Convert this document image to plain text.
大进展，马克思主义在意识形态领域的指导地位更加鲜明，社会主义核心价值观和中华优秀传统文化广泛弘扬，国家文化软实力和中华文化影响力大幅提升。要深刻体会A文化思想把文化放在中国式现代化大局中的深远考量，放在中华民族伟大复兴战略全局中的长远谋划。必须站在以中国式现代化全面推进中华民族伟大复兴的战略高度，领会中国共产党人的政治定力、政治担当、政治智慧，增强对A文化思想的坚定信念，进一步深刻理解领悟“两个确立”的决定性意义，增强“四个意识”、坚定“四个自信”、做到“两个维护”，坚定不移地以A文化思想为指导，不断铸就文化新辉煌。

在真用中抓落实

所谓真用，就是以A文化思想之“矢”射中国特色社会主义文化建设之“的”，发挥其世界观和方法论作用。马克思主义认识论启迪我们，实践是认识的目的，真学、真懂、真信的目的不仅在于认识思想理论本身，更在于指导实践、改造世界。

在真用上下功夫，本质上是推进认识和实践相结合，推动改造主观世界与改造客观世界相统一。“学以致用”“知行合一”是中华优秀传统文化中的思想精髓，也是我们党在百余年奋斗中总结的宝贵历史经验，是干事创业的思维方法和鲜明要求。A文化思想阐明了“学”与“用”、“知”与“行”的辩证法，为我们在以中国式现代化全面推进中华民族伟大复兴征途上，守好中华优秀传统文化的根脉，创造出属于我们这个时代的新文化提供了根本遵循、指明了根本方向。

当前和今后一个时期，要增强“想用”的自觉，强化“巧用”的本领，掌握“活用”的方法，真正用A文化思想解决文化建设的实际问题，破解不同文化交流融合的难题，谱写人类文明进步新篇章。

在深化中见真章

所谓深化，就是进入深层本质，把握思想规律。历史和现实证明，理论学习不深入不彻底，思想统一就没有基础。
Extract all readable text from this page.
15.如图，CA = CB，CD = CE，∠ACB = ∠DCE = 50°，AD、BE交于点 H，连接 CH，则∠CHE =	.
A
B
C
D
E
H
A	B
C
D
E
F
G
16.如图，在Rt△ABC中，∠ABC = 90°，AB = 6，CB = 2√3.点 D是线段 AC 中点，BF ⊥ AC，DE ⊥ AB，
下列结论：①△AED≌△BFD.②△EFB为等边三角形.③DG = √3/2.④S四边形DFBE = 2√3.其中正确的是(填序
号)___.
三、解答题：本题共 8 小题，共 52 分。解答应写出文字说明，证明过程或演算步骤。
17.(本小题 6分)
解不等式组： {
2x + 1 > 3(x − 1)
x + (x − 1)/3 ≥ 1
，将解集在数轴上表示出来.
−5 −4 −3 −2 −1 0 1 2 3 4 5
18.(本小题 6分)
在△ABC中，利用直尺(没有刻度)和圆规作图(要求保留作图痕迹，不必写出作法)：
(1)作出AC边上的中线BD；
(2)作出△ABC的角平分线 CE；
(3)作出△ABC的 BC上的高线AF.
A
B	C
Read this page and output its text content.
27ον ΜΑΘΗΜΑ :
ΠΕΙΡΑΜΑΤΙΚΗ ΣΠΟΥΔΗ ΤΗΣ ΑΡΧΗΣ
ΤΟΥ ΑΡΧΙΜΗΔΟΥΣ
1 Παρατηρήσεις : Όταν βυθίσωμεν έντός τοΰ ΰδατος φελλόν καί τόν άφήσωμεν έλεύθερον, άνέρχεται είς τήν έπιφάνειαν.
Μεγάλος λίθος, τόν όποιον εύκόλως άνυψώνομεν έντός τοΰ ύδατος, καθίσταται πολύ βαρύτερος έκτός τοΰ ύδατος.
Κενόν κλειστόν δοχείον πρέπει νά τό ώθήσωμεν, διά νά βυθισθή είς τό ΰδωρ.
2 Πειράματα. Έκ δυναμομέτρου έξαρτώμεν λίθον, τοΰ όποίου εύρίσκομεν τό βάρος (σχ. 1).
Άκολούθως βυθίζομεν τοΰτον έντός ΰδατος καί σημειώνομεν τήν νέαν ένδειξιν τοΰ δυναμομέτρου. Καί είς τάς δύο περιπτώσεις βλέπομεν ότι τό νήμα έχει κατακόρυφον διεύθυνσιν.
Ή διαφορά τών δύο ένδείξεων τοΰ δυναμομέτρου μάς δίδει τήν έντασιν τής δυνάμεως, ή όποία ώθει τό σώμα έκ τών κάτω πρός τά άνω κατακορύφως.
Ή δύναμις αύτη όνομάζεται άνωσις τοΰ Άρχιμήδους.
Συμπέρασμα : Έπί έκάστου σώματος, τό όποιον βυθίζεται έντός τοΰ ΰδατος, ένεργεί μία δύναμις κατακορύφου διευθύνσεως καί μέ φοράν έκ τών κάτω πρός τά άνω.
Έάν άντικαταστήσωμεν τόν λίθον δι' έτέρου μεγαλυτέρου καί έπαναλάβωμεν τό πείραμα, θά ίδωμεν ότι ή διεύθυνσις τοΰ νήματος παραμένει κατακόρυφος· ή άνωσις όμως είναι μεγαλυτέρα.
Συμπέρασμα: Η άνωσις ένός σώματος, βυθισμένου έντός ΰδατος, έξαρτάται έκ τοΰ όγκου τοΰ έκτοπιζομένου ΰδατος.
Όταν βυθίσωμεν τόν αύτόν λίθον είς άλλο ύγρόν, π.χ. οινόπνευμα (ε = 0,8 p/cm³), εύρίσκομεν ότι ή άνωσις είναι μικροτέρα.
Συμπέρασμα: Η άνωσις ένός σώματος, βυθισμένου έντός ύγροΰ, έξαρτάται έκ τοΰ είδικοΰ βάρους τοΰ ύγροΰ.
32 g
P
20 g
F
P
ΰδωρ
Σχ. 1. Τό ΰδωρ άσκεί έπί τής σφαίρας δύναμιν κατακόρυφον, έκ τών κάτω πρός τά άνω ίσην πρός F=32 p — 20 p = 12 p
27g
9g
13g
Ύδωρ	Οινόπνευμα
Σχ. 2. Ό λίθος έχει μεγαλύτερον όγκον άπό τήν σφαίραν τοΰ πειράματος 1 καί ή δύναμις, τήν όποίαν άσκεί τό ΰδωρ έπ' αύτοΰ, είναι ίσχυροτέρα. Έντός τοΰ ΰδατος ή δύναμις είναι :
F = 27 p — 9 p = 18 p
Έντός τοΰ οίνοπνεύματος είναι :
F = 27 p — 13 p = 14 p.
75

§ **Request**: Output every entry shown above, exactly.

§ **Answer for this exercise**:
Convert this document image to plain text.
大进展，马克思主义在意识形态领域的指导地位更加鲜明，社会主义核心价值观和中华优秀传统文化广泛弘扬，国家文化软实力和中华文化影响力大幅提升。要深刻体会A文化思想把文化放在中国式现代化大局中的深远考量，放在中华民族伟大复兴战略全局中的长远谋划。必须站在以中国式现代化全面推进中华民族伟大复兴的战略高度，领会中国共产党人的政治定力、政治担当、政治智慧，增强对A文化思想的坚定信念，进一步深刻理解领悟“两个确立”的决定性意义，增强“四个意识”、坚定“四个自信”、做到“两个维护”，坚定不移地以A文化思想为指导，不断铸就文化新辉煌。

在真用中抓落实

所谓真用，就是以A文化思想之“矢”射中国特色社会主义文化建设之“的”，发挥其世界观和方法论作用。马克思主义认识论启迪我们，实践是认识的目的，真学、真懂、真信的目的不仅在于认识思想理论本身，更在于指导实践、改造世界。

在真用上下功夫，本质上是推进认识和实践相结合，推动改造主观世界与改造客观世界相统一。“学以致用”“知行合一”是中华优秀传统文化中的思想精髓，也是我们党在百余年奋斗中总结的宝贵历史经验，是干事创业的思维方法和鲜明要求。A文化思想阐明了“学”与“用”、“知”与“行”的辩证法，为我们在以中国式现代化全面推进中华民族伟大复兴征途上，守好中华优秀传统文化的根脉，创造出属于我们这个时代的新文化提供了根本遵循、指明了根本方向。

当前和今后一个时期，要增强“想用”的自觉，强化“巧用”的本领，掌握“活用”的方法，真正用A文化思想解决文化建设的实际问题，破解不同文化交流融合的难题，谱写人类文明进步新篇章。

在深化中见真章

所谓深化，就是进入深层本质，把握思想规律。历史和现实证明，理论学习不深入不彻底，思想统一就没有基础。
Extract all readable text from this page.
15.如图，CA = CB，CD = CE，∠ACB = ∠DCE = 50°，AD、BE交于点 H，连接 CH，则∠CHE =	.
A
B
C
D
E
H
A	B
C
D
E
F
G
16.如图，在Rt△ABC中，∠ABC = 90°，AB = 6，CB = 2√3.点 D是线段 AC 中点，BF ⊥ AC，DE ⊥ AB，
下列结论：①△AED≌△BFD.②△EFB为等边三角形.③DG = √3/2.④S四边形DFBE = 2√3.其中正确的是(填序
号)___.
三、解答题：本题共 8 小题，共 52 分。解答应写出文字说明，证明过程或演算步骤。
17.(本小题 6分)
解不等式组： {
2x + 1 > 3(x − 1)
x + (x − 1)/3 ≥ 1
，将解集在数轴上表示出来.
−5 −4 −3 −2 −1 0 1 2 3 4 5
18.(本小题 6分)
在△ABC中，利用直尺(没有刻度)和圆规作图(要求保留作图痕迹，不必写出作法)：
(1)作出AC边上的中线BD；
(2)作出△ABC的角平分线 CE；
(3)作出△ABC的 BC上的高线AF.
A
B	C
Read this page and output its text content.
27ον ΜΑΘΗΜΑ :
ΠΕΙΡΑΜΑΤΙΚΗ ΣΠΟΥΔΗ ΤΗΣ ΑΡΧΗΣ
ΤΟΥ ΑΡΧΙΜΗΔΟΥΣ
1 Παρατηρήσεις : Όταν βυθίσωμεν έντός τοΰ ΰδατος φελλόν καί τόν άφήσωμεν έλεύθερον, άνέρχεται είς τήν έπιφάνειαν.
Μεγάλος λίθος, τόν όποιον εύκόλως άνυψώνομεν έντός τοΰ ύδατος, καθίσταται πολύ βαρύτερος έκτός τοΰ ύδατος.
Κενόν κλειστόν δοχείον πρέπει νά τό ώθήσωμεν, διά νά βυθισθή είς τό ΰδωρ.
2 Πειράματα. Έκ δυναμομέτρου έξαρτώμεν λίθον, τοΰ όποίου εύρίσκομεν τό βάρος (σχ. 1).
Άκολούθως βυθίζομεν τοΰτον έντός ΰδατος καί σημειώνομεν τήν νέαν ένδειξιν τοΰ δυναμομέτρου. Καί είς τάς δύο περιπτώσεις βλέπομεν ότι τό νήμα έχει κατακόρυφον διεύθυνσιν.
Ή διαφορά τών δύο ένδείξεων τοΰ δυναμομέτρου μάς δίδει τήν έντασιν τής δυνάμεως, ή όποία ώθει τό σώμα έκ τών κάτω πρός τά άνω κατακορύφως.
Ή δύναμις αύτη όνομάζεται άνωσις τοΰ Άρχιμήδους.
Συμπέρασμα : Έπί έκάστου σώματος, τό όποιον βυθίζεται έντός τοΰ ΰδατος, ένεργεί μία δύναμις κατακορύφου διευθύνσεως καί μέ φοράν έκ τών κάτω πρός τά άνω.
Έάν άντικαταστήσωμεν τόν λίθον δι' έτέρου μεγαλυτέρου καί έπαναλάβωμεν τό πείραμα, θά ίδωμεν ότι ή διεύθυνσις τοΰ νήματος παραμένει κατακόρυφος· ή άνωσις όμως είναι μεγαλυτέρα.
Συμπέρασμα: Η άνωσις ένός σώματος, βυθισμένου έντός ΰδατος, έξαρτάται έκ τοΰ όγκου τοΰ έκτοπιζομένου ΰδατος.
Όταν βυθίσωμεν τόν αύτόν λίθον είς άλλο ύγρόν, π.χ. οινόπνευμα (ε = 0,8 p/cm³), εύρίσκομεν ότι ή άνωσις είναι μικροτέρα.
Συμπέρασμα: Η άνωσις ένός σώματος, βυθισμένου έντός ύγροΰ, έξαρτάται έκ τοΰ είδικοΰ βάρους τοΰ ύγροΰ.
32 g
P
20 g
F
P
ΰδωρ
Σχ. 1. Τό ΰδωρ άσκεί έπί τής σφαίρας δύναμιν κατακόρυφον, έκ τών κάτω πρός τά άνω ίσην πρός F=32 p — 20 p = 12 p
27g
9g
13g
Ύδωρ	Οινόπνευμα
Σχ. 2. Ό λίθος έχει μεγαλύτερον όγκον άπό τήν σφαίραν τοΰ πειράματος 1 καί ή δύναμις, τήν όποίαν άσκεί τό ΰδωρ έπ' αύτοΰ, είναι ίσχυροτέρα. Έντός τοΰ ΰδατος ή δύναμις είναι :
F = 27 p — 9 p = 18 p
Έντός τοΰ οίνοπνεύματος είναι :
F = 27 p — 13 p = 14 p.
75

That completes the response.